**Do this:** Check each line below for the word "typb" and give the number of lines that have it, nothing more.

[A run of records]

##############################

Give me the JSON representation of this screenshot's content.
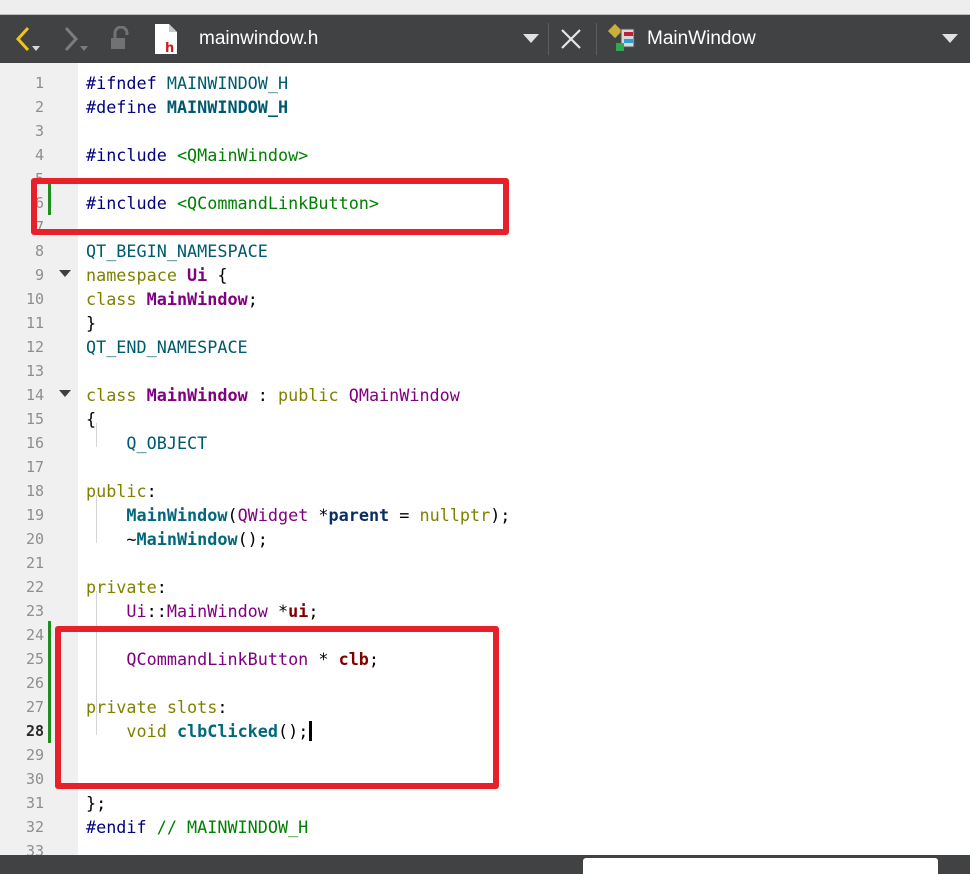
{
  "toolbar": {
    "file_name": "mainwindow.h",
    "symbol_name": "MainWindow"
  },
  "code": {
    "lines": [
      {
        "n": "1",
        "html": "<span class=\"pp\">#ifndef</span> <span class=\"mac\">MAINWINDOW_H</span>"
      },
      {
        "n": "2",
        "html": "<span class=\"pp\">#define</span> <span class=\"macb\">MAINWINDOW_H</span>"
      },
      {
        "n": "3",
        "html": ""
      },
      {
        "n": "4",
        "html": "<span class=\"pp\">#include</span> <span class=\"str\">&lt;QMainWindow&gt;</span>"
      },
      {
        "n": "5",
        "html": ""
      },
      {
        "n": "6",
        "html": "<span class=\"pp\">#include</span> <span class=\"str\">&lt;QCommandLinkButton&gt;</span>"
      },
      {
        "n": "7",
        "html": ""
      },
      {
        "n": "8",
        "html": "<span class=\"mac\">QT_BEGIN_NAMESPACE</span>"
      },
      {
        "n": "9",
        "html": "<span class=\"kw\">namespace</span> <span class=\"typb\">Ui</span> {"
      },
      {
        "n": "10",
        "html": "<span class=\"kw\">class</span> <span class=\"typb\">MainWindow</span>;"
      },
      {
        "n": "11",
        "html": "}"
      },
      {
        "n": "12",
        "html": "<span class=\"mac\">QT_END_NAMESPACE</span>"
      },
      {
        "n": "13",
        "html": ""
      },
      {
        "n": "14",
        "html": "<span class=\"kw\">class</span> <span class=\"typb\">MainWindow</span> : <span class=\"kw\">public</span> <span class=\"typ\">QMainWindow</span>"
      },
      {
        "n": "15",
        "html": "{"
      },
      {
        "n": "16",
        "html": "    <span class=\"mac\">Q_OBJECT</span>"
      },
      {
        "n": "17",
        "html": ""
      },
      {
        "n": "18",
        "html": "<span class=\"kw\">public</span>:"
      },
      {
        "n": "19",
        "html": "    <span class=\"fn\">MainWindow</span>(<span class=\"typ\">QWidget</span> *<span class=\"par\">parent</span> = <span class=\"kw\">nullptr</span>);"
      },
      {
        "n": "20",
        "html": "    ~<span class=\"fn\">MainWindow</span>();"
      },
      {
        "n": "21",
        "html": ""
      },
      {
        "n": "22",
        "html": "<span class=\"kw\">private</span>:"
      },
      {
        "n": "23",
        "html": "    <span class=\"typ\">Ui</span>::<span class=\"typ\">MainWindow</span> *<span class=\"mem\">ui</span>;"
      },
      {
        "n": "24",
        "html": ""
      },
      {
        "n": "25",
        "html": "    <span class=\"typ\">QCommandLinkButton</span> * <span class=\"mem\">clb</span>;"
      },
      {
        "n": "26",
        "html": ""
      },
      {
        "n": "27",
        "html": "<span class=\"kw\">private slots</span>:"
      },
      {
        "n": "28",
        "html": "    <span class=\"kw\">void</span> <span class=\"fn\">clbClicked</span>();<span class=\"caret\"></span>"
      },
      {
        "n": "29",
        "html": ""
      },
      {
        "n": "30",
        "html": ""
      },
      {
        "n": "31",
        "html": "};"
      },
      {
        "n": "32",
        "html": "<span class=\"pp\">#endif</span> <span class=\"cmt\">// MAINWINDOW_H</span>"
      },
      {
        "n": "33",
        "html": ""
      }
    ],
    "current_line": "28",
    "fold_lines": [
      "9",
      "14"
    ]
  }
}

##############################

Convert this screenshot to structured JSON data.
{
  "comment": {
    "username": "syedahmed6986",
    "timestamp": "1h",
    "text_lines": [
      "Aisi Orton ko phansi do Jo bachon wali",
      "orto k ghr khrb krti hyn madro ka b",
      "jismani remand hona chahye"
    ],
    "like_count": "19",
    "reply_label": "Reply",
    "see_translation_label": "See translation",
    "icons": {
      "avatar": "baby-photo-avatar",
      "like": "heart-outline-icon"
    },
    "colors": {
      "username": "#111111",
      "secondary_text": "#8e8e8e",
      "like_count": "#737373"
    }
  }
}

##############################

**Solution for this exercise:** 3